What you are asked to do: Output the passage of the degree requirements text between "Within the student’s" and "its anthropogenic effects.", inclusive, word for word.

Extract provided:
___
Degree Requirements for the Specialization in Environmental and Geological Sciences

Environmental and Geological Sciences Advisory Form:

Use this form with your advisor to track your progress towards the program requirements and plan professional development activities.



Requirements for the Specialization in Environmental and Geological Sciences

Within the student’s first semester, she (he) is expected to consult with their prospective advisor(s) and devise a personal program of study to acquire command over the skills and methods needed to work in their proposed area of research.
Course work in the Specialization includes the following required courses:

EES 71600; Earth Systems I: Origin and Evolution of Earth and Life (3 credits, first semester).The evolution of planet Earth, its fluid envelopes, and its biota examined through a combination of high-temperature geochemistry and low-temperature biogeochemistry that considers planetary accretion and differentiation; origin and evolution of the atmosphere, hydrosphere, and biosphere; thermodynamic and kinetic bases for Earth processes; geochemical and biogeochemical cycles; ecosystem cycling and its anthropogenic effects.
___
(Image region annotations)

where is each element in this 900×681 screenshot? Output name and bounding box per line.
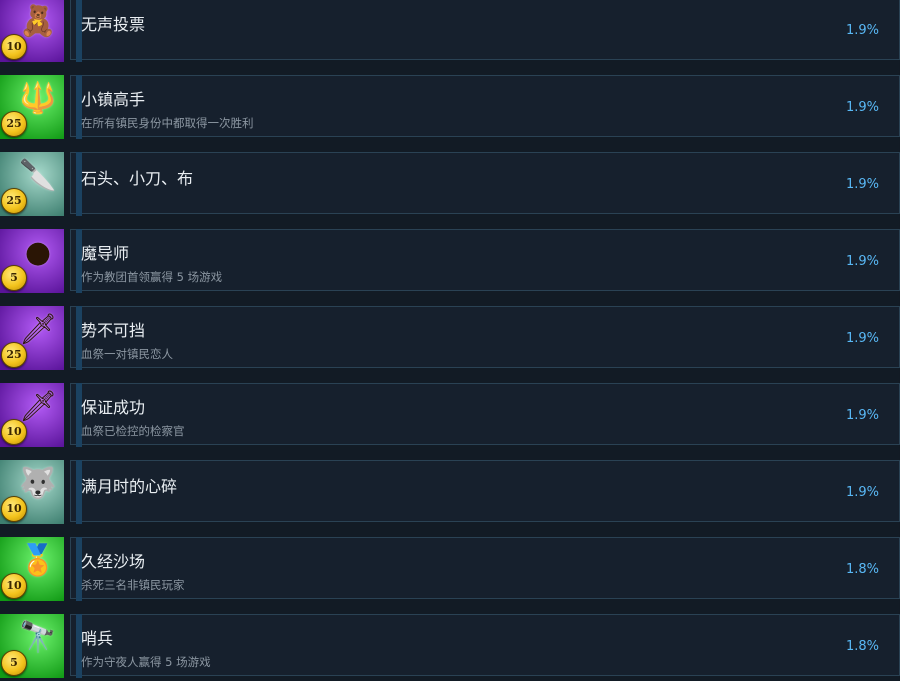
achievement-row[interactable]: ● 5 魔导师作为教团首领赢得 5 场游戏 1.9%: [0, 229, 900, 293]
points-coin-badge: 5: [1, 265, 27, 291]
achievement-title: 魔导师: [81, 244, 130, 263]
unlock-percentage: 1.9%: [845, 331, 879, 346]
achievement-card: 久经沙场杀死三名非镇民玩家 1.8%: [70, 537, 900, 601]
achievement-description: 作为守夜人赢得 5 场游戏: [81, 655, 211, 669]
achievement-title: 无声投票: [81, 15, 146, 34]
achievement-row[interactable]: 🔱 25 小镇高手在所有镇民身份中都取得一次胜利 1.9%: [0, 75, 900, 139]
achievement-title: 小镇高手: [81, 90, 146, 109]
achievement-title: 保证成功: [81, 398, 146, 417]
points-coin-badge: 10: [1, 419, 27, 445]
points-coin-badge: 25: [1, 342, 27, 368]
achievement-icon-glyph: 🧸: [19, 4, 57, 39]
voodoo-doll-icon: 🧸 10: [0, 0, 64, 62]
achievement-icon-glyph: 🗡: [18, 312, 58, 347]
unlock-percentage: 1.9%: [845, 254, 879, 269]
achievement-card: 魔导师作为教团首领赢得 5 场游戏 1.9%: [70, 229, 900, 293]
achievement-card: 石头、小刀、布 1.9%: [70, 152, 900, 216]
points-coin-badge: 10: [1, 573, 27, 599]
medal-icon: 🏅 10: [0, 537, 64, 601]
achievement-card: 满月时的心碎 1.9%: [70, 460, 900, 524]
achievement-description: 在所有镇民身份中都取得一次胜利: [81, 116, 254, 130]
points-coin-badge: 25: [1, 111, 27, 137]
achievement-title: 满月时的心碎: [81, 477, 178, 496]
achievement-description: 作为教团首领赢得 5 场游戏: [81, 270, 223, 284]
points-coin-badge: 5: [1, 650, 27, 676]
unlock-percentage: 1.8%: [845, 562, 879, 577]
spyglass-icon: 🔭 5: [0, 614, 64, 678]
achievement-title: 久经沙场: [81, 552, 146, 571]
points-coin-badge: 25: [1, 188, 27, 214]
achievement-row[interactable]: 🏅 10 久经沙场杀死三名非镇民玩家 1.8%: [0, 537, 900, 601]
achievement-title: 势不可挡: [81, 321, 146, 340]
unlock-percentage: 1.9%: [845, 408, 879, 423]
unlock-percentage: 1.9%: [845, 177, 879, 192]
pitchfork-icon: 🔱 25: [0, 75, 64, 139]
unlock-percentage: 1.8%: [845, 639, 879, 654]
dark-orb-icon: ● 5: [0, 229, 64, 293]
knife-icon: 🔪 25: [0, 152, 64, 216]
achievement-row[interactable]: 🐺 10 满月时的心碎 1.9%: [0, 460, 900, 524]
achievement-card: 哨兵作为守夜人赢得 5 场游戏 1.8%: [70, 614, 900, 678]
achievement-description: 杀死三名非镇民玩家: [81, 578, 185, 592]
achievement-row[interactable]: 🔪 25 石头、小刀、布 1.9%: [0, 152, 900, 216]
achievement-description: 血祭已检控的检察官: [81, 424, 185, 438]
achievement-icon-glyph: 🔱: [19, 81, 57, 116]
unlock-percentage: 1.9%: [845, 23, 879, 38]
points-coin-badge: 10: [1, 496, 27, 522]
ritual-dagger-icon: 🗡 25: [0, 306, 64, 370]
achievement-icon-glyph: 🗡: [18, 389, 58, 424]
achievement-icon-glyph: 🐺: [19, 466, 57, 501]
achievement-row[interactable]: 🧸 10 无声投票 1.9%: [0, 0, 900, 62]
achievement-row[interactable]: 🔭 5 哨兵作为守夜人赢得 5 场游戏 1.8%: [0, 614, 900, 678]
achievement-card: 势不可挡血祭一对镇民恋人 1.9%: [70, 306, 900, 370]
achievement-card: 小镇高手在所有镇民身份中都取得一次胜利 1.9%: [70, 75, 900, 139]
achievement-icon-glyph: 🏅: [19, 543, 57, 578]
achievement-row[interactable]: 🗡 10 保证成功血祭已检控的检察官 1.9%: [0, 383, 900, 447]
unlock-percentage: 1.9%: [845, 100, 879, 115]
achievement-icon-glyph: 🔭: [19, 620, 57, 655]
achievement-card: 无声投票 1.9%: [70, 0, 900, 62]
unlock-percentage: 1.9%: [845, 485, 879, 500]
werewolf-icon: 🐺 10: [0, 460, 64, 524]
achievement-icon-glyph: ●: [24, 235, 52, 270]
achievement-card: 保证成功血祭已检控的检察官 1.9%: [70, 383, 900, 447]
ritual-dagger-icon: 🗡 10: [0, 383, 64, 447]
achievement-list: 🧸 10 无声投票 1.9% 🔱 25 小镇高手 在所有镇民身份中都取得一次胜利 1.9% 🔪 25…: [0, 0, 900, 681]
achievement-description: 血祭一对镇民恋人: [81, 347, 173, 361]
achievement-icon-glyph: 🔪: [19, 158, 57, 193]
points-coin-badge: 10: [1, 34, 27, 60]
achievement-row[interactable]: 🗡 25 势不可挡血祭一对镇民恋人 1.9%: [0, 306, 900, 370]
achievement-title: 石头、小刀、布: [81, 169, 194, 188]
achievement-title: 哨兵: [81, 629, 114, 648]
___
Solution for this problem:
Within the student’s first semester, she (he) is expected to consult with their prospective advisor(s) and devise a personal program of study to acquire command over the skills and methods needed to work in their proposed area of research.
Course work in the Specialization includes the following required courses:

EES 71600; Earth Systems I: Origin and Evolution of Earth and Life (3 credits, first semester).The evolution of planet Earth, its fluid envelopes, and its biota examined through a combination of high-temperature geochemistry and low-temperature biogeochemistry that considers planetary accretion and differentiation; origin and evolution of the atmosphere, hydrosphere, and biosphere; thermodynamic and kinetic bases for Earth processes; geochemical and biogeochemical cycles; ecosystem cycling and its anthropogenic effects.